REQUIRED WORK: Repeat every record exactly, but keep images out of the copy.

☆ ☆ ☆ ☆ ☆ ☆ ☆

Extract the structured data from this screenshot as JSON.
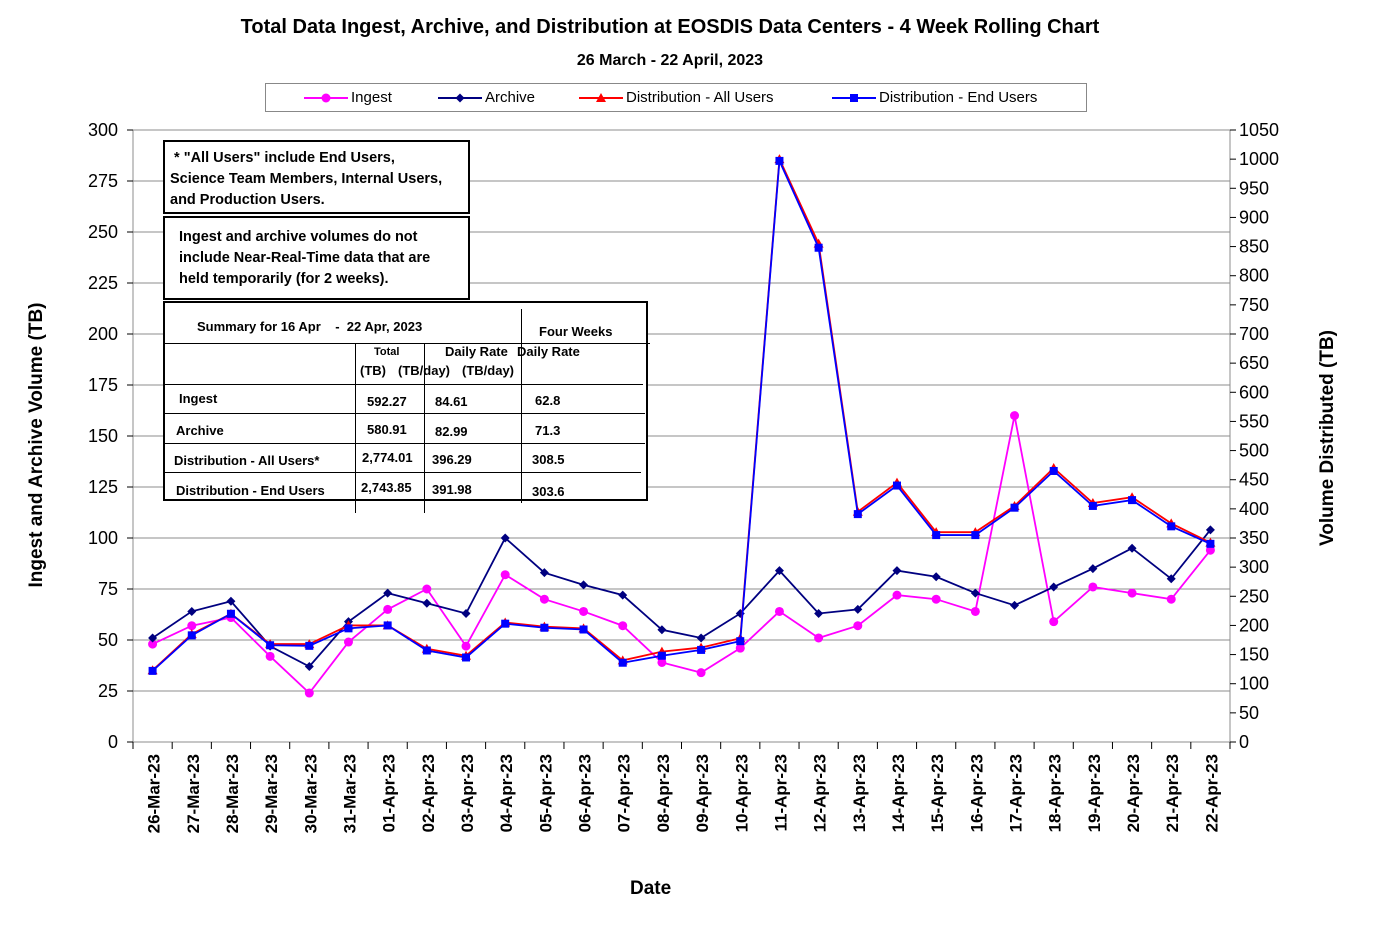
{
  "title": "Total Data Ingest, Archive, and Distribution at EOSDIS Data Centers - 4 Week Rolling Chart",
  "subtitle": "26 March    -  22 April, 2023",
  "notes": {
    "all_users_1": " * \"All Users\" include End Users,",
    "all_users_2": "Science Team Members, Internal Users,",
    "all_users_3": "and Production Users.",
    "nrt_1": "Ingest and archive volumes do not",
    "nrt_2": "include Near-Real-Time data that are",
    "nrt_3": "held temporarily (for 2 weeks)."
  },
  "summary": {
    "title": "Summary for 16 Apr    -  22 Apr, 2023",
    "four_weeks": "Four Weeks",
    "col_total_1": "Total",
    "col_total_2": "(TB)",
    "col_daily": "Daily Rate",
    "col_daily_unit": "(TB/day)",
    "col_four_daily": "Daily Rate",
    "col_four_unit": "(TB/day)",
    "rows": [
      {
        "label": "Ingest",
        "total": "592.27",
        "daily": "84.61",
        "four": "62.8"
      },
      {
        "label": "Archive",
        "total": "580.91",
        "daily": "82.99",
        "four": "71.3"
      },
      {
        "label": "Distribution - All Users*",
        "total": "2,774.01",
        "daily": "396.29",
        "four": "308.5"
      },
      {
        "label": "Distribution - End Users",
        "total": "2,743.85",
        "daily": "391.98",
        "four": "303.6"
      }
    ]
  },
  "chart_data": {
    "type": "line",
    "title": "Total Data Ingest, Archive, and Distribution at EOSDIS Data Centers - 4 Week Rolling Chart",
    "subtitle": "26 March    -  22 April, 2023",
    "xlabel": "Date",
    "ylabel": "Ingest and Archive Volume (TB)",
    "y2label": "Volume Distributed (TB)",
    "ylim": [
      0,
      300
    ],
    "y2lim": [
      0,
      1050
    ],
    "yticks": [
      0,
      25,
      50,
      75,
      100,
      125,
      150,
      175,
      200,
      225,
      250,
      275,
      300
    ],
    "y2ticks": [
      0,
      50,
      100,
      150,
      200,
      250,
      300,
      350,
      400,
      450,
      500,
      550,
      600,
      650,
      700,
      750,
      800,
      850,
      900,
      950,
      1000,
      1050
    ],
    "grid": true,
    "legend_position": "top",
    "categories": [
      "26-Mar-23",
      "27-Mar-23",
      "28-Mar-23",
      "29-Mar-23",
      "30-Mar-23",
      "31-Mar-23",
      "01-Apr-23",
      "02-Apr-23",
      "03-Apr-23",
      "04-Apr-23",
      "05-Apr-23",
      "06-Apr-23",
      "07-Apr-23",
      "08-Apr-23",
      "09-Apr-23",
      "10-Apr-23",
      "11-Apr-23",
      "12-Apr-23",
      "13-Apr-23",
      "14-Apr-23",
      "15-Apr-23",
      "16-Apr-23",
      "17-Apr-23",
      "18-Apr-23",
      "19-Apr-23",
      "20-Apr-23",
      "21-Apr-23",
      "22-Apr-23"
    ],
    "series": [
      {
        "name": "Ingest",
        "axis": "left",
        "color": "#ff00ff",
        "marker": "circle",
        "values": [
          48,
          57,
          61,
          42,
          24,
          49,
          65,
          75,
          47,
          82,
          70,
          64,
          57,
          39,
          34,
          46,
          64,
          51,
          57,
          72,
          70,
          64,
          160,
          59,
          76,
          73,
          70,
          94
        ]
      },
      {
        "name": "Archive",
        "axis": "left",
        "color": "#000080",
        "marker": "diamond",
        "values": [
          51,
          64,
          69,
          47,
          37,
          59,
          73,
          68,
          63,
          100,
          83,
          77,
          72,
          55,
          51,
          63,
          84,
          63,
          65,
          84,
          81,
          73,
          67,
          76,
          85,
          95,
          80,
          104
        ]
      },
      {
        "name": "Distribution - All Users",
        "axis": "right",
        "color": "#ff0000",
        "marker": "triangle",
        "values": [
          123,
          185,
          220,
          168,
          168,
          200,
          200,
          160,
          148,
          205,
          198,
          195,
          140,
          155,
          162,
          178,
          1000,
          855,
          395,
          445,
          360,
          360,
          405,
          470,
          410,
          420,
          375,
          342
        ]
      },
      {
        "name": "Distribution - End Users",
        "axis": "right",
        "color": "#0000ff",
        "marker": "square",
        "values": [
          122,
          183,
          220,
          166,
          165,
          195,
          200,
          157,
          145,
          203,
          196,
          193,
          136,
          148,
          158,
          173,
          997,
          848,
          391,
          440,
          355,
          355,
          402,
          465,
          405,
          415,
          370,
          340
        ]
      }
    ]
  }
}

☆ ☆ ☆ ☆ ☆ ☆ ☆

FULL OUTPUT:
Extract the structured data from this screenshot as JSON.
{
  "title": "Total Data Ingest, Archive, and Distribution at EOSDIS Data Centers - 4 Week Rolling Chart",
  "subtitle": "26 March    -  22 April, 2023",
  "notes": {
    "all_users_1": " * \"All Users\" include End Users,",
    "all_users_2": "Science Team Members, Internal Users,",
    "all_users_3": "and Production Users.",
    "nrt_1": "Ingest and archive volumes do not",
    "nrt_2": "include Near-Real-Time data that are",
    "nrt_3": "held temporarily (for 2 weeks)."
  },
  "summary": {
    "title": "Summary for 16 Apr    -  22 Apr, 2023",
    "four_weeks": "Four Weeks",
    "col_total_1": "Total",
    "col_total_2": "(TB)",
    "col_daily": "Daily Rate",
    "col_daily_unit": "(TB/day)",
    "col_four_daily": "Daily Rate",
    "col_four_unit": "(TB/day)",
    "rows": [
      {
        "label": "Ingest",
        "total": "592.27",
        "daily": "84.61",
        "four": "62.8"
      },
      {
        "label": "Archive",
        "total": "580.91",
        "daily": "82.99",
        "four": "71.3"
      },
      {
        "label": "Distribution - All Users*",
        "total": "2,774.01",
        "daily": "396.29",
        "four": "308.5"
      },
      {
        "label": "Distribution - End Users",
        "total": "2,743.85",
        "daily": "391.98",
        "four": "303.6"
      }
    ]
  },
  "chart_data": {
    "type": "line",
    "title": "Total Data Ingest, Archive, and Distribution at EOSDIS Data Centers - 4 Week Rolling Chart",
    "subtitle": "26 March    -  22 April, 2023",
    "xlabel": "Date",
    "ylabel": "Ingest and Archive Volume (TB)",
    "y2label": "Volume Distributed (TB)",
    "ylim": [
      0,
      300
    ],
    "y2lim": [
      0,
      1050
    ],
    "yticks": [
      0,
      25,
      50,
      75,
      100,
      125,
      150,
      175,
      200,
      225,
      250,
      275,
      300
    ],
    "y2ticks": [
      0,
      50,
      100,
      150,
      200,
      250,
      300,
      350,
      400,
      450,
      500,
      550,
      600,
      650,
      700,
      750,
      800,
      850,
      900,
      950,
      1000,
      1050
    ],
    "grid": true,
    "legend_position": "top",
    "categories": [
      "26-Mar-23",
      "27-Mar-23",
      "28-Mar-23",
      "29-Mar-23",
      "30-Mar-23",
      "31-Mar-23",
      "01-Apr-23",
      "02-Apr-23",
      "03-Apr-23",
      "04-Apr-23",
      "05-Apr-23",
      "06-Apr-23",
      "07-Apr-23",
      "08-Apr-23",
      "09-Apr-23",
      "10-Apr-23",
      "11-Apr-23",
      "12-Apr-23",
      "13-Apr-23",
      "14-Apr-23",
      "15-Apr-23",
      "16-Apr-23",
      "17-Apr-23",
      "18-Apr-23",
      "19-Apr-23",
      "20-Apr-23",
      "21-Apr-23",
      "22-Apr-23"
    ],
    "series": [
      {
        "name": "Ingest",
        "axis": "left",
        "color": "#ff00ff",
        "marker": "circle",
        "values": [
          48,
          57,
          61,
          42,
          24,
          49,
          65,
          75,
          47,
          82,
          70,
          64,
          57,
          39,
          34,
          46,
          64,
          51,
          57,
          72,
          70,
          64,
          160,
          59,
          76,
          73,
          70,
          94
        ]
      },
      {
        "name": "Archive",
        "axis": "left",
        "color": "#000080",
        "marker": "diamond",
        "values": [
          51,
          64,
          69,
          47,
          37,
          59,
          73,
          68,
          63,
          100,
          83,
          77,
          72,
          55,
          51,
          63,
          84,
          63,
          65,
          84,
          81,
          73,
          67,
          76,
          85,
          95,
          80,
          104
        ]
      },
      {
        "name": "Distribution - All Users",
        "axis": "right",
        "color": "#ff0000",
        "marker": "triangle",
        "values": [
          123,
          185,
          220,
          168,
          168,
          200,
          200,
          160,
          148,
          205,
          198,
          195,
          140,
          155,
          162,
          178,
          1000,
          855,
          395,
          445,
          360,
          360,
          405,
          470,
          410,
          420,
          375,
          342
        ]
      },
      {
        "name": "Distribution - End Users",
        "axis": "right",
        "color": "#0000ff",
        "marker": "square",
        "values": [
          122,
          183,
          220,
          166,
          165,
          195,
          200,
          157,
          145,
          203,
          196,
          193,
          136,
          148,
          158,
          173,
          997,
          848,
          391,
          440,
          355,
          355,
          402,
          465,
          405,
          415,
          370,
          340
        ]
      }
    ]
  }
}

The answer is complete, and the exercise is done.